Find the lines with the string "latest" and return them.

= = = = =

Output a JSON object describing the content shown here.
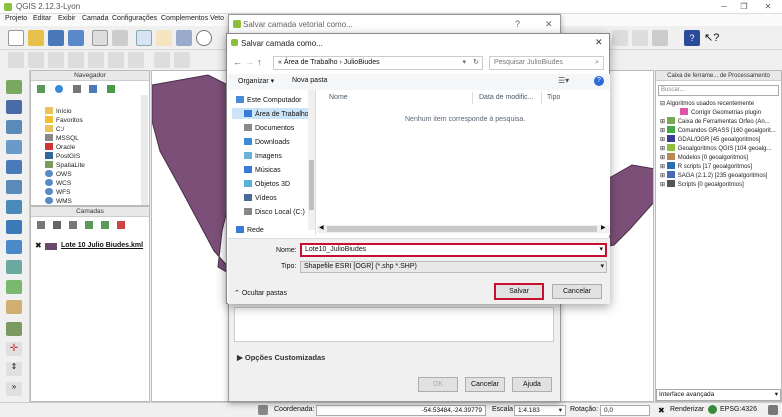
{
  "app": {
    "title": "QGIS 2.12.3-Lyon"
  },
  "menu": [
    "Projeto",
    "Editar",
    "Exibir",
    "Camada",
    "Configurações",
    "Complementos",
    "Veto"
  ],
  "navegador": {
    "title": "Navegador",
    "items": [
      "Início",
      "Favoritos",
      "C:/",
      "MSSQL",
      "Oracle",
      "PostGIS",
      "SpatiaLite",
      "OWS",
      "WCS",
      "WFS",
      "WMS"
    ]
  },
  "camadas": {
    "title": "Camadas",
    "layer": "Lote 10 Julio Biudes.kml"
  },
  "processing": {
    "title": "Caixa de ferrame... de Processamento",
    "search_placeholder": "Buscar...",
    "items": [
      "Algoritmos usados recentemente",
      "Corrigir Geometrias plugin",
      "Caixa de Ferramentas Orfeo (An...",
      "Comandos GRASS [160 geoalgorit...",
      "GDAL/OGR [45 geoalgoritmos]",
      "Geoalgoritmos QGIS [104 geoalg...",
      "Modelos [0 geoalgoritmos]",
      "R scripts [17 geoalgoritmos]",
      "SAGA (2.1.2) [235 geoalgoritmos]",
      "Scripts [0 geoalgoritmos]"
    ],
    "mode": "Interface avançada"
  },
  "status": {
    "coord_label": "Coordenada:",
    "coord_value": "-54.53484,-24.39779",
    "scale_label": "Escala",
    "scale_value": "1:4.183",
    "rotation_label": "Rotação:",
    "rotation_value": "0,0",
    "render_label": "Renderizar",
    "epsg": "EPSG:4326"
  },
  "back_dialog": {
    "title": "Salvar camada vetorial como...",
    "help": "?",
    "options_label": "Opções Customizadas",
    "ok": "OK",
    "cancel": "Cancelar",
    "help_btn": "Ajuda"
  },
  "dialog": {
    "title": "Salvar camada como...",
    "breadcrumb_sep": "«",
    "path": [
      "Área de Trabalho",
      "JulioBiudes"
    ],
    "search_placeholder": "Pesquisar JulioBiudes",
    "organize": "Organizar ▾",
    "new_folder": "Nova pasta",
    "tree": [
      "Este Computador",
      "Área de Trabalho",
      "Documentos",
      "Downloads",
      "Imagens",
      "Músicas",
      "Objetos 3D",
      "Vídeos",
      "Disco Local (C:)",
      "Rede"
    ],
    "columns": [
      "Nome",
      "Data de modific...",
      "Tipo"
    ],
    "empty_msg": "Nenhum item corresponde à pesquisa.",
    "name_label": "Nome:",
    "name_value": "Lote10_JulioBiudes",
    "type_label": "Tipo:",
    "type_value": "Shapefile ESRI [OGR] (*.shp *.SHP)",
    "hide_folders": "Ocultar pastas",
    "save": "Salvar",
    "cancel": "Cancelar"
  }
}
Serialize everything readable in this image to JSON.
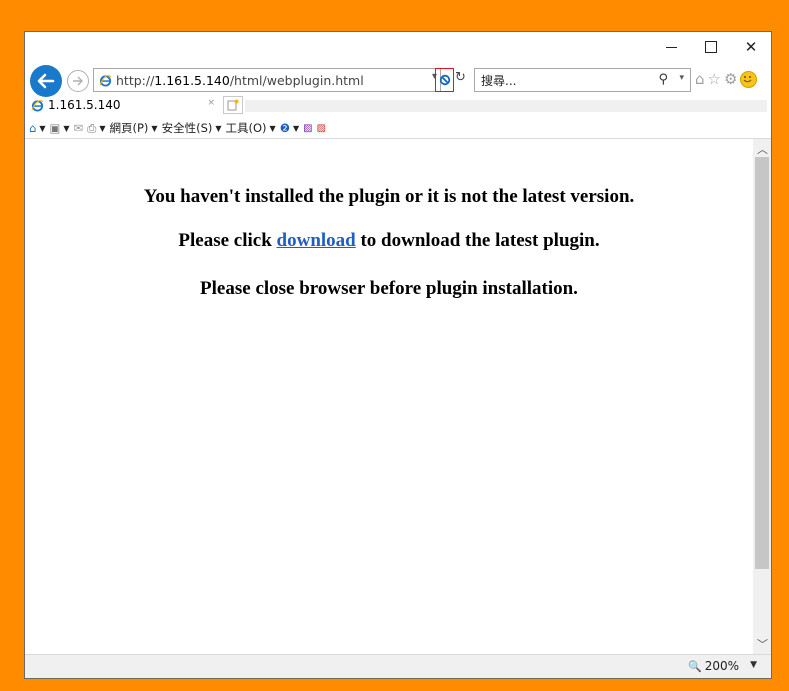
{
  "window": {
    "minimize_icon": "minimize-icon",
    "maximize_icon": "maximize-icon",
    "close_label": "✕"
  },
  "nav": {
    "url_prefix": "http://",
    "url_host": "1.161.5.140",
    "url_path": "/html/webplugin.html",
    "search_placeholder": "搜尋...",
    "icons": [
      "back-arrow-icon",
      "forward-arrow-icon",
      "ie-logo-icon",
      "blocked-content-icon",
      "refresh-icon",
      "search-icon",
      "home-icon",
      "favorites-star-icon",
      "settings-gear-icon",
      "smiley-feedback-icon"
    ]
  },
  "tab": {
    "title": "1.161.5.140",
    "close_label": "×"
  },
  "commandbar": {
    "page_menu": "網頁(P)",
    "safety_menu": "安全性(S)",
    "tools_menu": "工具(O)"
  },
  "content": {
    "line1": "You haven't installed the plugin or it is not the latest version.",
    "line2_before": "Please click ",
    "line2_link": "download",
    "line2_after": " to download the latest plugin.",
    "line3": "Please close browser before plugin installation."
  },
  "status": {
    "zoom": "200%"
  },
  "colors": {
    "frame": "#ff8c00",
    "back_button": "#1979ca",
    "link": "#1f5fc3",
    "block_highlight": "#e81123"
  }
}
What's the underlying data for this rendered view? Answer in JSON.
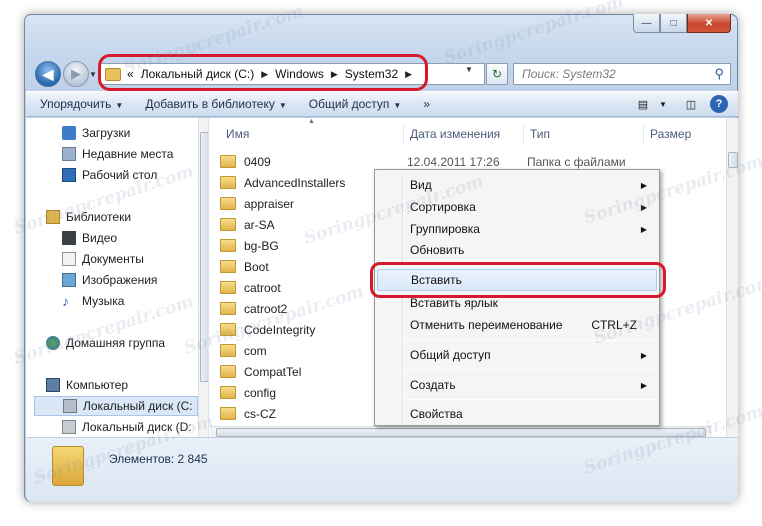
{
  "window": {
    "caption_min": "—",
    "caption_max": "□",
    "caption_close": "✕"
  },
  "nav": {
    "back_glyph": "◀",
    "fwd_glyph": "▶",
    "history_glyph": "▼"
  },
  "address": {
    "overflow": "«",
    "crumbs": [
      "Локальный диск (C:)",
      "Windows",
      "System32"
    ],
    "sep_glyph": "▶",
    "dropdown_glyph": "▼",
    "refresh_glyph": "↻"
  },
  "search": {
    "placeholder": "Поиск: System32",
    "icon_glyph": "🔍"
  },
  "toolbar": {
    "items": [
      "Упорядочить",
      "Добавить в библиотеку",
      "Общий доступ"
    ],
    "more": "»",
    "arrow": "▼"
  },
  "sidebar": {
    "items": [
      {
        "label": "Загрузки",
        "icon": "downloads-icon"
      },
      {
        "label": "Недавние места",
        "icon": "recent-places-icon"
      },
      {
        "label": "Рабочий стол",
        "icon": "desktop-icon"
      },
      {
        "label": "Библиотеки",
        "icon": "libraries-icon"
      },
      {
        "label": "Видео",
        "icon": "video-icon"
      },
      {
        "label": "Документы",
        "icon": "documents-icon"
      },
      {
        "label": "Изображения",
        "icon": "pictures-icon"
      },
      {
        "label": "Музыка",
        "icon": "music-icon"
      },
      {
        "label": "Домашняя группа",
        "icon": "homegroup-icon"
      },
      {
        "label": "Компьютер",
        "icon": "computer-icon"
      },
      {
        "label": "Локальный диск (C:",
        "icon": "drive-c-icon"
      },
      {
        "label": "Локальный диск (D:",
        "icon": "drive-d-icon"
      }
    ]
  },
  "columns": {
    "name": "Имя",
    "date": "Дата изменения",
    "type": "Тип",
    "size": "Размер",
    "sort_glyph": "▲"
  },
  "files": [
    {
      "name": "0409",
      "date": "12.04.2011 17:26",
      "type": "Папка с файлами"
    },
    {
      "name": "AdvancedInstallers"
    },
    {
      "name": "appraiser"
    },
    {
      "name": "ar-SA"
    },
    {
      "name": "bg-BG"
    },
    {
      "name": "Boot"
    },
    {
      "name": "catroot"
    },
    {
      "name": "catroot2"
    },
    {
      "name": "CodeIntegrity"
    },
    {
      "name": "com"
    },
    {
      "name": "CompatTel"
    },
    {
      "name": "config"
    },
    {
      "name": "cs-CZ"
    }
  ],
  "status": {
    "count": "Элементов: 2 845"
  },
  "context_menu": {
    "items": [
      {
        "label": "Вид",
        "submenu": true
      },
      {
        "label": "Сортировка",
        "submenu": true
      },
      {
        "label": "Группировка",
        "submenu": true
      },
      {
        "label": "Обновить"
      },
      {
        "label": "Вставить",
        "highlighted": true
      },
      {
        "label": "Вставить ярлык"
      },
      {
        "label": "Отменить переименование",
        "shortcut": "CTRL+Z"
      },
      {
        "label": "Общий доступ",
        "submenu": true
      },
      {
        "label": "Создать",
        "submenu": true
      },
      {
        "label": "Свойства"
      }
    ],
    "submenu_glyph": "▶"
  },
  "watermark": "Soringpcrepair.com",
  "colors": {
    "highlight_red": "#d6192d",
    "accent_blue": "#2b66ad",
    "folder_yellow": "#e2b54a"
  }
}
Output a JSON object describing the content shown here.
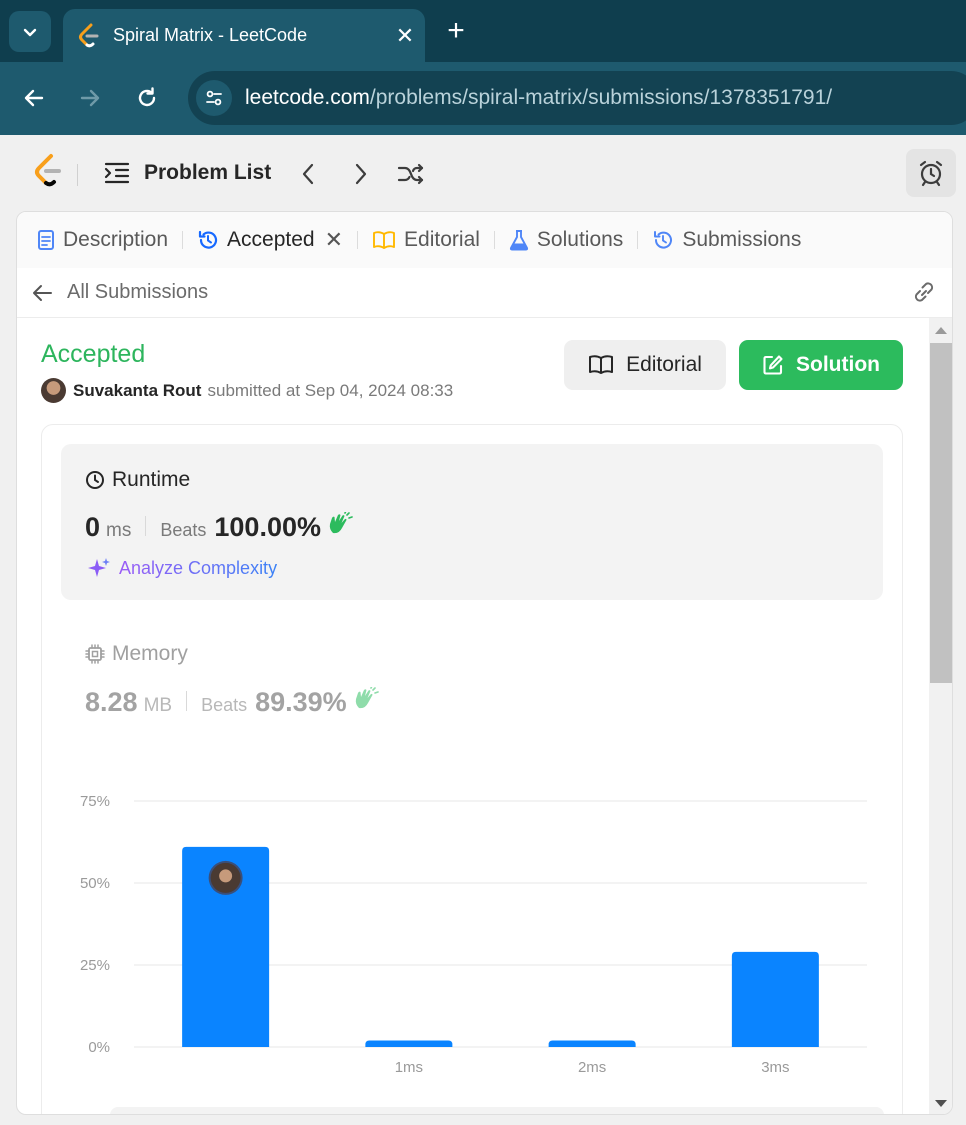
{
  "browser": {
    "tab_title": "Spiral Matrix - LeetCode",
    "tab_close": "✕",
    "new_tab": "+",
    "url_host": "leetcode.com",
    "url_path": "/problems/spiral-matrix/submissions/1378351791/"
  },
  "lc_nav": {
    "problem_list_label": "Problem List"
  },
  "panel_tabs": [
    {
      "label": "Description"
    },
    {
      "label": "Accepted",
      "close": "✕"
    },
    {
      "label": "Editorial"
    },
    {
      "label": "Solutions"
    },
    {
      "label": "Submissions"
    }
  ],
  "subbar": {
    "back_label": "All Submissions"
  },
  "submission": {
    "status": "Accepted",
    "user": "Suvakanta Rout",
    "submitted_text": "submitted at Sep 04, 2024 08:33",
    "editorial_button": "Editorial",
    "solution_button": "Solution"
  },
  "runtime": {
    "label": "Runtime",
    "value": "0",
    "unit": "ms",
    "beats_label": "Beats",
    "beats_pct": "100.00%",
    "analyze_label": "Analyze Complexity"
  },
  "memory": {
    "label": "Memory",
    "value": "8.28",
    "unit": "MB",
    "beats_label": "Beats",
    "beats_pct": "89.39%"
  },
  "colors": {
    "accepted": "#2db55d",
    "bar": "#0a84ff",
    "solution_btn": "#2cbb5d"
  },
  "chart_data": {
    "type": "bar",
    "categories": [
      "",
      "1ms",
      "2ms",
      "3ms"
    ],
    "values": [
      61,
      2,
      2,
      29
    ],
    "ylim": [
      0,
      75
    ],
    "yticks": [
      "0%",
      "25%",
      "50%",
      "75%"
    ],
    "ytick_values": [
      0,
      25,
      50,
      75
    ],
    "grid": true,
    "highlight_index": 0
  }
}
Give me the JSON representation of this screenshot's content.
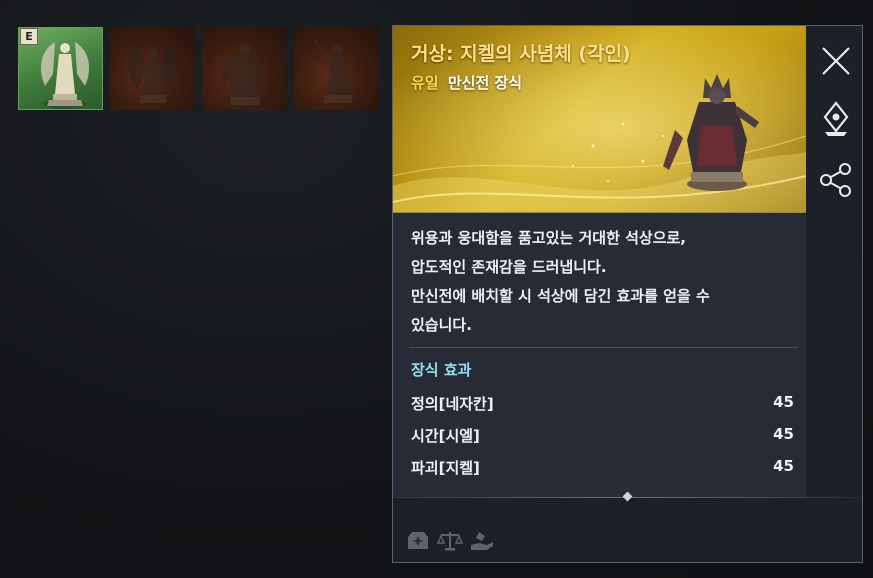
{
  "thumbnails": {
    "badge": "E",
    "items": [
      {
        "name": "thumbnail-1",
        "state": "selected"
      },
      {
        "name": "thumbnail-2",
        "state": "dim"
      },
      {
        "name": "thumbnail-3",
        "state": "dim"
      },
      {
        "name": "thumbnail-4",
        "state": "dim"
      }
    ]
  },
  "tooltip": {
    "item_name": "거상: 지켈의 사념체 (각인)",
    "rarity": "유일",
    "category": "만신전 장식",
    "description": [
      "위용과 웅대함을 품고있는 거대한 석상으로,",
      "압도적인 존재감을 드러냅니다.",
      "만신전에 배치할 시 석상에 담긴 효과를 얻을 수",
      "있습니다."
    ],
    "effect_title": "장식 효과",
    "stats": [
      {
        "label": "정의[네자칸]",
        "value": "45"
      },
      {
        "label": "시간[시엘]",
        "value": "45"
      },
      {
        "label": "파괴[지켈]",
        "value": "45"
      }
    ]
  },
  "side_buttons": [
    {
      "icon": "close-icon"
    },
    {
      "icon": "location-pin-icon"
    },
    {
      "icon": "share-icon"
    }
  ],
  "footer_icons": [
    {
      "icon": "storage-box-icon"
    },
    {
      "icon": "balance-scale-icon"
    },
    {
      "icon": "hand-give-icon"
    }
  ],
  "colors": {
    "item_name": "#ffe08a",
    "rarity": "#ffd84a",
    "effect_title": "#8fe0f2",
    "selected_thumb": "#5fa25a"
  }
}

= = = = =

## [COMPLETE ANSWER]
    "line1": "You haven't installed the plugin or it is not the latest version.",
    "line2_after": " to download the latest plugin.",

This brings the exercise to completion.